→ **Description of the task**
Using the records below, report how many lines hold "классификатор", with no extra text.
::::
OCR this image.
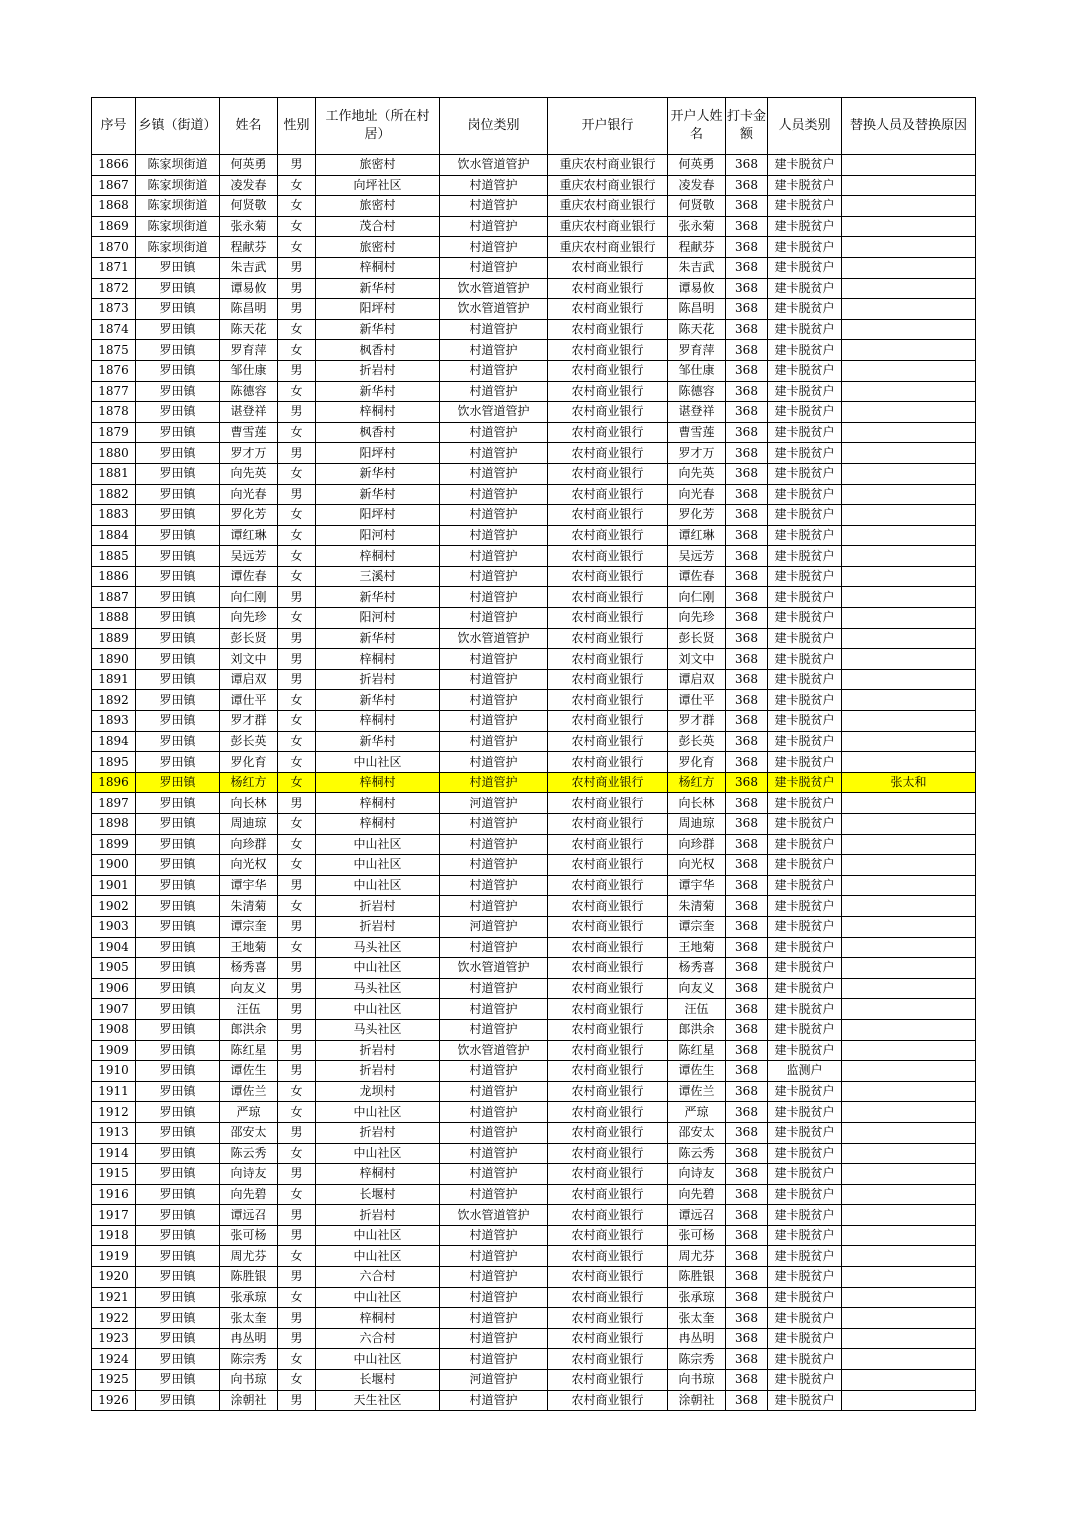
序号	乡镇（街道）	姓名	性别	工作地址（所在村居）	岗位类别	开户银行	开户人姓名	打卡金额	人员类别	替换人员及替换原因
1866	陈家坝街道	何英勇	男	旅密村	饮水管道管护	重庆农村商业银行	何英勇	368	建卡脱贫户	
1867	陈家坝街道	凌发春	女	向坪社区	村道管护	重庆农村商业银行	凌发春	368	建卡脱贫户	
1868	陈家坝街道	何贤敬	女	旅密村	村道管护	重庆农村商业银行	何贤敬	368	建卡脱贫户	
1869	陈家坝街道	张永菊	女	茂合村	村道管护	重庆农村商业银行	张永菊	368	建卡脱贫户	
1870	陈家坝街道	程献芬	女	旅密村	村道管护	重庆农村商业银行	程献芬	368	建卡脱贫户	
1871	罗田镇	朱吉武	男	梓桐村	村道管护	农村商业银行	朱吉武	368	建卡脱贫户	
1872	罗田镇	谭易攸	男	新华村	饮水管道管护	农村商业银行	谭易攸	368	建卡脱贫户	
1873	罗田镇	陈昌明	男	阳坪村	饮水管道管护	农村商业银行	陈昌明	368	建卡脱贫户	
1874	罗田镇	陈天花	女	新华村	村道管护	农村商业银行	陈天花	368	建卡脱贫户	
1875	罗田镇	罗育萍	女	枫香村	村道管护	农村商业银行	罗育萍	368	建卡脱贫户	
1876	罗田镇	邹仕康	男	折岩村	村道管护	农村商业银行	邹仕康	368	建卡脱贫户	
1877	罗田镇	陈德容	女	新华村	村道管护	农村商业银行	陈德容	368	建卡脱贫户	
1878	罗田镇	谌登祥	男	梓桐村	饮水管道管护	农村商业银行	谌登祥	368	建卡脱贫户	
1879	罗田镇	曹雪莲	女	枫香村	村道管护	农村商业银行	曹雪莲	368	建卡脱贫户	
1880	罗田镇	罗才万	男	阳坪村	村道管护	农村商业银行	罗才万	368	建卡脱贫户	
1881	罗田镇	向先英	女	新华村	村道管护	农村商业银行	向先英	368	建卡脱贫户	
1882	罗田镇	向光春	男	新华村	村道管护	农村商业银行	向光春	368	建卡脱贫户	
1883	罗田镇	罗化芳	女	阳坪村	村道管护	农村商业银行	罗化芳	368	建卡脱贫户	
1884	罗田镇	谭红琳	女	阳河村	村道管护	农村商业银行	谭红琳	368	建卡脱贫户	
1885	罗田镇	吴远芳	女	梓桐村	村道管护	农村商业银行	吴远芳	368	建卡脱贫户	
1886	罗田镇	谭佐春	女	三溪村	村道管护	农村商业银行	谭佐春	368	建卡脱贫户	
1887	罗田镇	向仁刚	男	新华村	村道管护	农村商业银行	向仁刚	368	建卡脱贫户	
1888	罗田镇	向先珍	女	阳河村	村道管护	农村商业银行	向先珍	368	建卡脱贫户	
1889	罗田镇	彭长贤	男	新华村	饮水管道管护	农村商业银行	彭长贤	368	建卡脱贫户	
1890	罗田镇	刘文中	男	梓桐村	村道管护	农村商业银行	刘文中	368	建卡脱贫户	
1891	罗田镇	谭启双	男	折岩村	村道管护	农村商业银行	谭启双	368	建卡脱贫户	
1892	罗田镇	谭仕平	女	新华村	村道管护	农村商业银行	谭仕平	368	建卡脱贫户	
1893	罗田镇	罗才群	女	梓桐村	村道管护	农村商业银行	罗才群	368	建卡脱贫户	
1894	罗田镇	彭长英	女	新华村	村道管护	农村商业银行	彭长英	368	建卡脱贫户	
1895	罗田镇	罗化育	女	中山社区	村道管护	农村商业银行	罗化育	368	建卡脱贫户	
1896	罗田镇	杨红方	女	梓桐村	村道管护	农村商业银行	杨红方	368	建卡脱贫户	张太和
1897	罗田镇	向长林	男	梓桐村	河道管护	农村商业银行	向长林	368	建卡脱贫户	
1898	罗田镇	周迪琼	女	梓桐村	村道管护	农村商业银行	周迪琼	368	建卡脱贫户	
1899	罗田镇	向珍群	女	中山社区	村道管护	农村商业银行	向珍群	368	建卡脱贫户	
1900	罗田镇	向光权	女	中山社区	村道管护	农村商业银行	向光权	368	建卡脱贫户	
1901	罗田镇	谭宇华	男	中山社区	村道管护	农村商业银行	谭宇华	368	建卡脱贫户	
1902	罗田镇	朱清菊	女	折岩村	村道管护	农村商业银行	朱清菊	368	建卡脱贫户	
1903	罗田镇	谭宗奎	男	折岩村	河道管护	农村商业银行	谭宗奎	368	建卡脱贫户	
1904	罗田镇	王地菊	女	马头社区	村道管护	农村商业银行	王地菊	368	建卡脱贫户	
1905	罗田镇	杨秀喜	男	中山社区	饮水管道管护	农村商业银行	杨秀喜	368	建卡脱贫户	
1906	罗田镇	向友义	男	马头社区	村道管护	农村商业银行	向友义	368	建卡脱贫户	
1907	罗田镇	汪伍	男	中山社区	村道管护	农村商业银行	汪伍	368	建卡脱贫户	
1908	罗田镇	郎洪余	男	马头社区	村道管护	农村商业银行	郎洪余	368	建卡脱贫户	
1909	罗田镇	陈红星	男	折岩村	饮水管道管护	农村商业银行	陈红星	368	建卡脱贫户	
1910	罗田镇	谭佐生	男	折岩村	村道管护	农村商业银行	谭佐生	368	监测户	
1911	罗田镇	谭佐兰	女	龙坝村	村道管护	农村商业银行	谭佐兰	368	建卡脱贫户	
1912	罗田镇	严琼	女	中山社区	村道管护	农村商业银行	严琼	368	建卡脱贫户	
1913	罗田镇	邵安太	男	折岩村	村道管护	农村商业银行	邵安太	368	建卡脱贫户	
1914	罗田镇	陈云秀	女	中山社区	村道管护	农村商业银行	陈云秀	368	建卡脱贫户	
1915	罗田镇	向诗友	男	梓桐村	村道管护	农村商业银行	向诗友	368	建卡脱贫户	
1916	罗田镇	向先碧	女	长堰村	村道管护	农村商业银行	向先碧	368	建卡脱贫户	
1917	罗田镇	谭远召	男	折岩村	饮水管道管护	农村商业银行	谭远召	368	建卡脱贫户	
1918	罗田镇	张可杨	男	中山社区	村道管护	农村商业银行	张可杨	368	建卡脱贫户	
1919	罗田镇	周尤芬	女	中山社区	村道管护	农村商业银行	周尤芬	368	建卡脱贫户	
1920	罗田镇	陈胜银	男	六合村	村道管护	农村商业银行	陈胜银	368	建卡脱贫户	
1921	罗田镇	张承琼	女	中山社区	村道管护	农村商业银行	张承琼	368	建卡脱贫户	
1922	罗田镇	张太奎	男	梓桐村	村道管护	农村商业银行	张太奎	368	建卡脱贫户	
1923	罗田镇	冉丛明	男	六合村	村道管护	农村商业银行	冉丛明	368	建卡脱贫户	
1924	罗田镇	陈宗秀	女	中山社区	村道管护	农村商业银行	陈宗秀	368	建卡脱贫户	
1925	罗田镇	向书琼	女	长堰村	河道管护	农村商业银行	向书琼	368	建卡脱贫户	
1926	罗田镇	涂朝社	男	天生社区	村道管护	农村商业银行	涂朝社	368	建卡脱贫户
::::
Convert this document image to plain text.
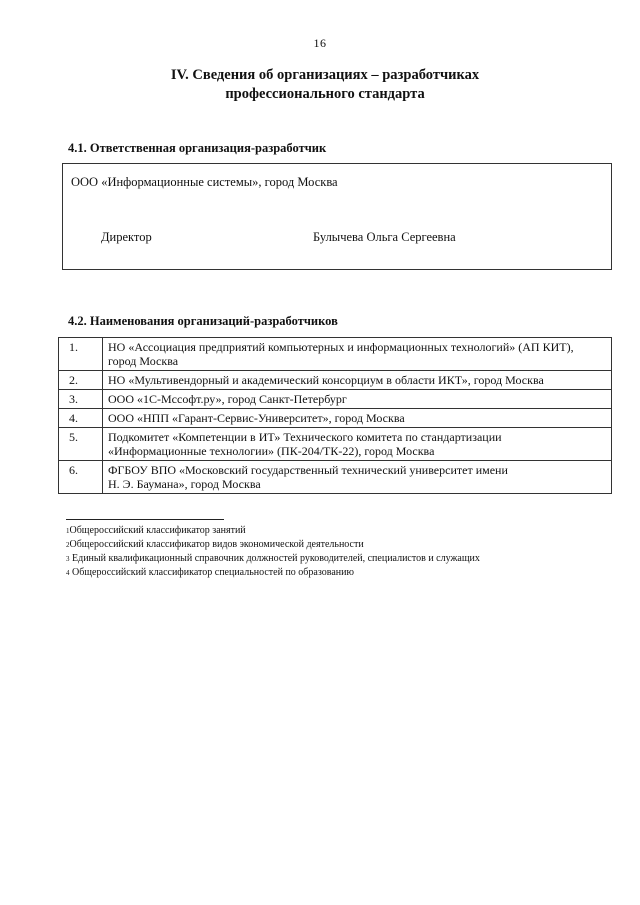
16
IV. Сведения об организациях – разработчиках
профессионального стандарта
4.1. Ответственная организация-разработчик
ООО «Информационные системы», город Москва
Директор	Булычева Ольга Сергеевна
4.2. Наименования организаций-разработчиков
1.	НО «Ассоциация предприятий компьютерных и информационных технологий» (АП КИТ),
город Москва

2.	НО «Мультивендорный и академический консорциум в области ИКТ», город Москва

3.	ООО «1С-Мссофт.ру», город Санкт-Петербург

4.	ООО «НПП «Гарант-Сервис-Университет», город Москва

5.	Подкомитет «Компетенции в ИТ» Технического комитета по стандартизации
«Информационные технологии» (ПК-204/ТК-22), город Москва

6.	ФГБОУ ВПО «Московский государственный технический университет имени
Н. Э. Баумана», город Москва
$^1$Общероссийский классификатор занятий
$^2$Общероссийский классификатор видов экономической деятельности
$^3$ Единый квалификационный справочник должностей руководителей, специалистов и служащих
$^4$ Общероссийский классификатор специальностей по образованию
::::
→ **Output for this exercise**
3